INSTRUÇÕES DO EXERCÍCIO
Por favor, reescreva o trecho do texto sobre federalismo começando em "Direito Constitucional" e terminando em "de estado unitário.", trocando "estados-membros" por "entes federados".

==== BLOCO DE TEXTO ====

Direito Constitucional

Federalismo: os pecados da centralização do poder

INTRODUÇÃO

O federalismo é conceituado como a maneira em que um país se organiza. Logo, isso possibilita a descentralização ou não de poder, normalmente da união, para estados, províncias, comunidades autônomas, distritos e etc. Assim, o ente federal compartilha suas competências com os demais estados-membros, estabelecendo assim uma divisão de funções de estado. O modelo federalista adotado pelo Brasil é diferente do primeiro modelo de federalização, ocorrido na Constituição de 1824, em um modo de estado unitário.

Em outros países a história ocorreu diferente, como pode ser citado o exemplo dos Estados Unidos, que foram constituídos através da unificação das treze colônias do norte. Na Alemanha, após a Segunda Guerra Mundial e a realização da Constituição de Bonn, o federalismo alemão se baseou nos princípios da social democracia, criando-se o modelo de federalismo cooperativo. O processo histórico de cada país acabou influenciando na criação do sistema federalista, que também auxilia na diminuição da desigualdade, pelo motivo de em alguns federalismos cada região poder realizar seus próprios atos. Com essa observação, talvez seja possível entender o que ocorre no Brasil nos dias de hoje.

1 – FEDERALISMO NO BRASIL

Apesar da história brasileira nos remeter à época das Capitanias Hereditárias, onde houve uma divisão do território nacional, a primeira organização do Brasil foi determinada na Constituição do Brasil Império, em 1824, que era a de um ente unitário. Em detrimento disso, pode ser destacado que o imperador nomeava e removia os presidentes das províncias. Essa centralização e domínio de poder do imperador foi motivo de diversas revoltas, podendo ter como exemplo a Confederação do Equador, onde Frei Caneca era um dos líderes.

Ingo Sarlet destaca a diferença entre o modelo federalista brasileiro e o norte-americano, além de citar como a centralização contribuiu para momentos conturbados na história do País:

“Mas a opção federalista, confirmada e conformada pela primeira Constituição Federal republicana, de 1891, assumiu (por motivos diversos) feição muito distinta daquela que se verificou em outros locais, de acordo com o que bem ilustra precisamente o caso norte-americano, berço do federalismo e fonte de inspiração dos constituintes de 1891, que fundaram a República dos Estados Unidos do Brasil. Com efeito, ao passo que o Estado Federal na América do Norte surgiu da reunião entre Estados independentes e soberanos que abdicaram de sua soberania em prol do Estado Federal, no caso brasileiro a Federação foi criada a partir de uma experiência unitarista e centralizadora, o que, aliás, é de todos conhecido, refletindo, ao longo da experiência republicana (e das diferentes constituições desde então), para além de outros aspectos, na própria formatação do Estado Federal brasileiro, que, a exemplo de outras experiências, não observou um modelo estático, tanto quanto ao nível de centralização, como em virtude de períodos de grave instabilidade política (basta recordar, entre outros, as duas revoltas federalistas no Rio Grande do Sul e a Revolução de 1930), crise da democracia, movimentos de forte centralização e mesmo períodos de autoritarismo, aqui com destaque para a Ditadura do Estado Novo e o Regime Militar de 1964-1985. “ (Ingo Wolfgang Sarlet 2019, Pág 1035 – 1036)

==== SEÇÃO DE DADOS ====

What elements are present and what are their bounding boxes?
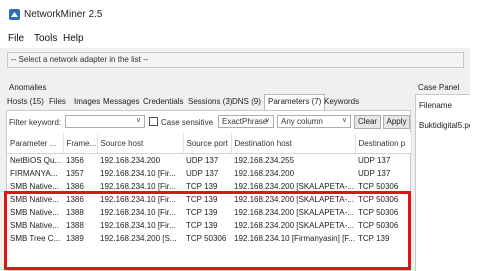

====

RESPOSTA DO EXERCÍCIO
Direito Constitucional

Federalismo: os pecados da centralização do poder

INTRODUÇÃO

O federalismo é conceituado como a maneira em que um país se organiza. Logo, isso possibilita a descentralização ou não de poder, normalmente da união, para estados, províncias, comunidades autônomas, distritos e etc. Assim, o ente federal compartilha suas competências com os demais entes federados, estabelecendo assim uma divisão de funções de estado. O modelo federalista adotado pelo Brasil é diferente do primeiro modelo de federalização, ocorrido na Constituição de 1824, em um modo de estado unitário.